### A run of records

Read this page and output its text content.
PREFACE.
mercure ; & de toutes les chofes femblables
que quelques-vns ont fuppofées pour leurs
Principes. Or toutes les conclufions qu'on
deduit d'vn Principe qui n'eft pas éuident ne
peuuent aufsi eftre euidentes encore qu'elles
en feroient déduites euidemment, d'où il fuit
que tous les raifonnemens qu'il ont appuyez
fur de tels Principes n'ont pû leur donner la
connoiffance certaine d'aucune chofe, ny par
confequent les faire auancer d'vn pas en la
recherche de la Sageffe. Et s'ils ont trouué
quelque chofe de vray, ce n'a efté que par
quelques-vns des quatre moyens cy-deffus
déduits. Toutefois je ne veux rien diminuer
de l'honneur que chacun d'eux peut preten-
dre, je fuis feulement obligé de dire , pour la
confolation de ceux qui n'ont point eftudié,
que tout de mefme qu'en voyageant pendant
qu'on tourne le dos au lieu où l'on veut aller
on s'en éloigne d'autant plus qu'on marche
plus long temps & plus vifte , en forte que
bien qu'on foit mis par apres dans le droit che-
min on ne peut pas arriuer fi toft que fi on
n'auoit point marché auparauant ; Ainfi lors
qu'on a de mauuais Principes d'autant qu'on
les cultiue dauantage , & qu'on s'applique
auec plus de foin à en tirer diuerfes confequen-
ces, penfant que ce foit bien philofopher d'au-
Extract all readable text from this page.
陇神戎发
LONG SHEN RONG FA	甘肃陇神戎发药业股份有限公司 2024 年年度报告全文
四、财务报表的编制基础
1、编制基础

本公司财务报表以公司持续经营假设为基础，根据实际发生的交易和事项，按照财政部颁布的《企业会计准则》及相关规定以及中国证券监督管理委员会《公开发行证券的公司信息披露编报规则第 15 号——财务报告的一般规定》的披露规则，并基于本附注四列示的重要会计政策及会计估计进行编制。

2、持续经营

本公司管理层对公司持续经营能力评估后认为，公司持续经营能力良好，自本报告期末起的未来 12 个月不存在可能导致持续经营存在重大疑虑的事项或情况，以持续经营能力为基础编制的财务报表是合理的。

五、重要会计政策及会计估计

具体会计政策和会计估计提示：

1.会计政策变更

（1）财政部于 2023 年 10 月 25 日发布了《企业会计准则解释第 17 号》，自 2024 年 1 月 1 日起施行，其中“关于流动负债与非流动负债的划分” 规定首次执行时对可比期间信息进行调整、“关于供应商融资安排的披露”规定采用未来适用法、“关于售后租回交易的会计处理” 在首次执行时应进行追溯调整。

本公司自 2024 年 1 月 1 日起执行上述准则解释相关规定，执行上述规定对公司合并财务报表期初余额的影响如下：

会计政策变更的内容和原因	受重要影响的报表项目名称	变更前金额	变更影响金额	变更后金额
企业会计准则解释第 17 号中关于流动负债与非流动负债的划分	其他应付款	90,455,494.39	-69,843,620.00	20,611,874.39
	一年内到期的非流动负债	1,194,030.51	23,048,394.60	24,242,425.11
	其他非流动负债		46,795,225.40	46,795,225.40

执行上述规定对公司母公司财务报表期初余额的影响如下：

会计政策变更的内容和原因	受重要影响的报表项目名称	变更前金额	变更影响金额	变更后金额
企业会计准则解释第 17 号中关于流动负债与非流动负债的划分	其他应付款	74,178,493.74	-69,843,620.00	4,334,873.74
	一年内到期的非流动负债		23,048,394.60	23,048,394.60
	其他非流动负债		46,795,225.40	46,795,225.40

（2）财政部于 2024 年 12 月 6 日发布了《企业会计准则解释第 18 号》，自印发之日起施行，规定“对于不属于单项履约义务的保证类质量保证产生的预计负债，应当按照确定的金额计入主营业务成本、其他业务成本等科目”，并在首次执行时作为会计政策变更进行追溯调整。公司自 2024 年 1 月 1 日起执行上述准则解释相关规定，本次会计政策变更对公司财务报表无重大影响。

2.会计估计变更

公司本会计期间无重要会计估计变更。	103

### CHALLENGE
List every line from the entries above in which "bien" appears.

### FINAL ANSWER
bien qu'on foit mis par apres dans le droit che-
ces, penfant que ce foit bien philofopher d'au-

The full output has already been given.